SUPPLIED RECORDS:
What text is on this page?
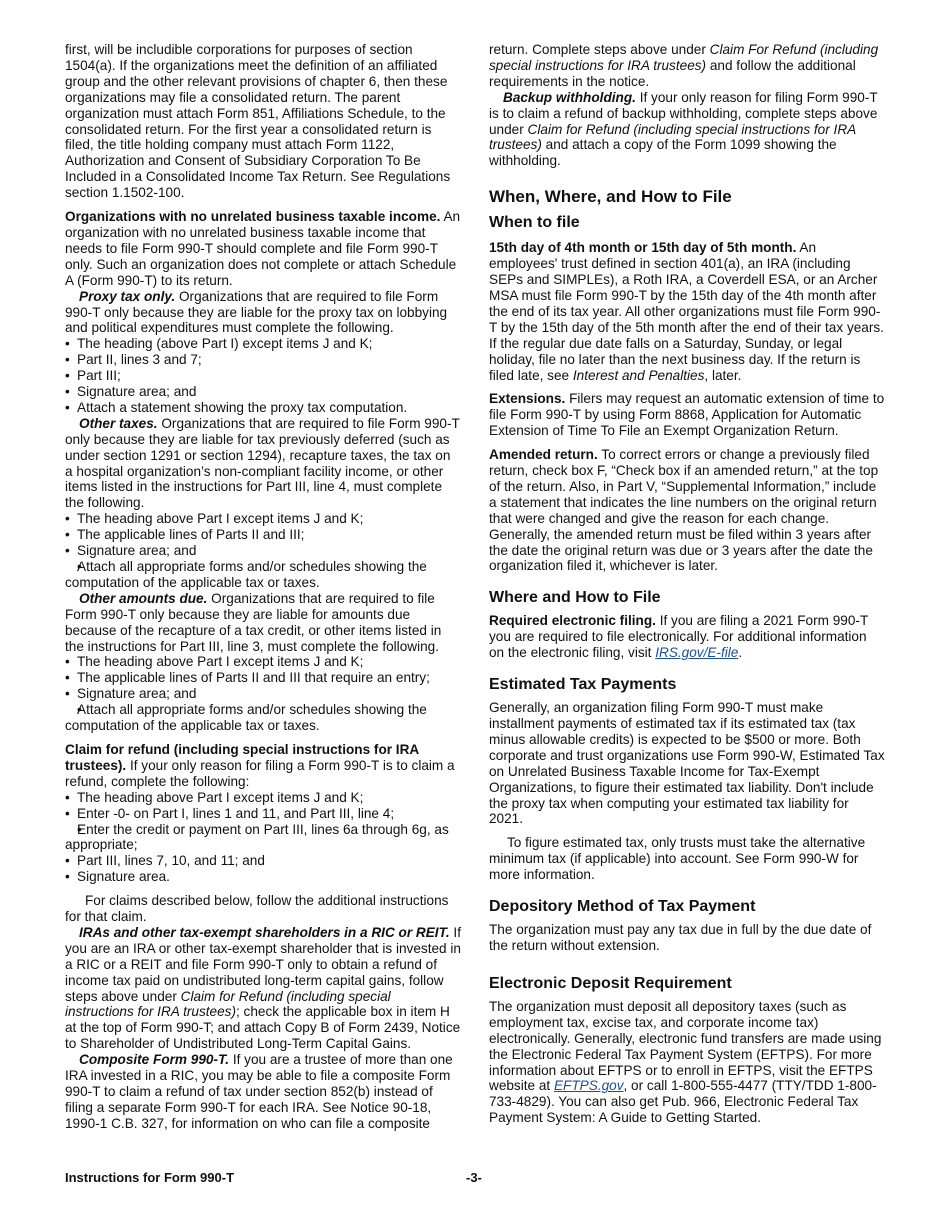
first, will be includible corporations for purposes of section 1504(a). If the organizations meet the definition of an affiliated group and the other relevant provisions of chapter 6, then these organizations may file a consolidated return. The parent organization must attach Form 851, Affiliations Schedule, to the consolidated return. For the first year a consolidated return is filed, the title holding company must attach Form 1122, Authorization and Consent of Subsidiary Corporation To Be Included in a Consolidated Income Tax Return. See Regulations section 1.1502-100.

Organizations with no unrelated business taxable income. An organization with no unrelated business taxable income that needs to file Form 990-T should complete and file Form 990-T only. Such an organization does not complete or attach Schedule A (Form 990-T) to its return.

Proxy tax only. Organizations that are required to file Form 990-T only because they are liable for the proxy tax on lobbying and political expenditures must complete the following.

• The heading (above Part I) except items J and K;

• Part II, lines 3 and 7;

• Part III;

• Signature area; and

• Attach a statement showing the proxy tax computation.

Other taxes. Organizations that are required to file Form 990-T only because they are liable for tax previously deferred (such as under section 1291 or section 1294), recapture taxes, the tax on a hospital organization’s non-compliant facility income, or other items listed in the instructions for Part III, line 4, must complete the following.

• The heading above Part I except items J and K;

• The applicable lines of Parts II and III;

• Signature area; and

• Attach all appropriate forms and/or schedules showing the computation of the applicable tax or taxes.

Other amounts due. Organizations that are required to file Form 990-T only because they are liable for amounts due because of the recapture of a tax credit, or other items listed in the instructions for Part III, line 3, must complete the following.

• The heading above Part I except items J and K;

• The applicable lines of Parts II and III that require an entry;

• Signature area; and

• Attach all appropriate forms and/or schedules showing the computation of the applicable tax or taxes.

Claim for refund (including special instructions for IRA trustees). If your only reason for filing a Form 990-T is to claim a refund, complete the following:

• The heading above Part I except items J and K;

• Enter -0- on Part I, lines 1 and 11, and Part III, line 4;

• Enter the credit or payment on Part III, lines 6a through 6g, as appropriate;

• Part III, lines 7, 10, and 11; and

• Signature area.

For claims described below, follow the additional instructions for that claim.

IRAs and other tax-exempt shareholders in a RIC or REIT. If you are an IRA or other tax-exempt shareholder that is invested in a RIC or a REIT and file Form 990-T only to obtain a refund of income tax paid on undistributed long-term capital gains, follow steps above under Claim for Refund (including special instructions for IRA trustees); check the applicable box in item H at the top of Form 990-T; and attach Copy B of Form 2439, Notice to Shareholder of Undistributed Long-Term Capital Gains.

Composite Form 990-T. If you are a trustee of more than one IRA invested in a RIC, you may be able to file a composite Form 990-T to claim a refund of tax under section 852(b) instead of filing a separate Form 990-T for each IRA. See Notice 90-18, 1990-1 C.B. 327, for information on who can file a composite

return. Complete steps above under Claim For Refund (including special instructions for IRA trustees) and follow the additional requirements in the notice.

Backup withholding. If your only reason for filing Form 990-T is to claim a refund of backup withholding, complete steps above under Claim for Refund (including special instructions for IRA trustees) and attach a copy of the Form 1099 showing the withholding.

When, Where, and How to File
When to file

15th day of 4th month or 15th day of 5th month. An employees' trust defined in section 401(a), an IRA (including SEPs and SIMPLEs), a Roth IRA, a Coverdell ESA, or an Archer MSA must file Form 990-T by the 15th day of the 4th month after the end of its tax year. All other organizations must file Form 990-T by the 15th day of the 5th month after the end of their tax years. If the regular due date falls on a Saturday, Sunday, or legal holiday, file no later than the next business day. If the return is filed late, see Interest and Penalties, later.

Extensions. Filers may request an automatic extension of time to file Form 990-T by using Form 8868, Application for Automatic Extension of Time To File an Exempt Organization Return.

Amended return. To correct errors or change a previously filed return, check box F, “Check box if an amended return,” at the top of the return. Also, in Part V, “Supplemental Information,” include a statement that indicates the line numbers on the original return that were changed and give the reason for each change. Generally, the amended return must be filed within 3 years after the date the original return was due or 3 years after the date the organization filed it, whichever is later.

Where and How to File

Required electronic filing. If you are filing a 2021 Form 990-T you are required to file electronically. For additional information on the electronic filing, visit IRS.gov/E-file.

Estimated Tax Payments

Generally, an organization filing Form 990-T must make installment payments of estimated tax if its estimated tax (tax minus allowable credits) is expected to be $500 or more. Both corporate and trust organizations use Form 990-W, Estimated Tax on Unrelated Business Taxable Income for Tax-Exempt Organizations, to figure their estimated tax liability. Don't include the proxy tax when computing your estimated tax liability for 2021.

To figure estimated tax, only trusts must take the alternative minimum tax (if applicable) into account. See Form 990-W for more information.

Depository Method of Tax Payment

The organization must pay any tax due in full by the due date of the return without extension.

Electronic Deposit Requirement

The organization must deposit all depository taxes (such as employment tax, excise tax, and corporate income tax) electronically. Generally, electronic fund transfers are made using the Electronic Federal Tax Payment System (EFTPS). For more information about EFTPS or to enroll in EFTPS, visit the EFTPS website at EFTPS.gov, or call 1-800-555-4477 (TTY/TDD 1-800-733-4829). You can also get Pub. 966, Electronic Federal Tax Payment System: A Guide to Getting Started.

Instructions for Form 990-T	-3-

WRITTEN EXERCISE:
In the records above, locate the lines holding the word "proxy". Copy each of them.

ANSWER FOR THE TASK:
Proxy tax only. Organizations that are required to file Form 990-T only because they are liable for the proxy tax on lobbying and political expenditures must complete the following.
• Attach a statement showing the proxy tax computation.
Generally, an organization filing Form 990-T must make installment payments of estimated tax if its estimated tax (tax minus allowable credits) is expected to be $500 or more. Both corporate and trust organizations use Form 990-W, Estimated Tax on Unrelated Business Taxable Income for Tax-Exempt Organizations, to figure their estimated tax liability. Don't include the proxy tax when computing your estimated tax liability for 2021.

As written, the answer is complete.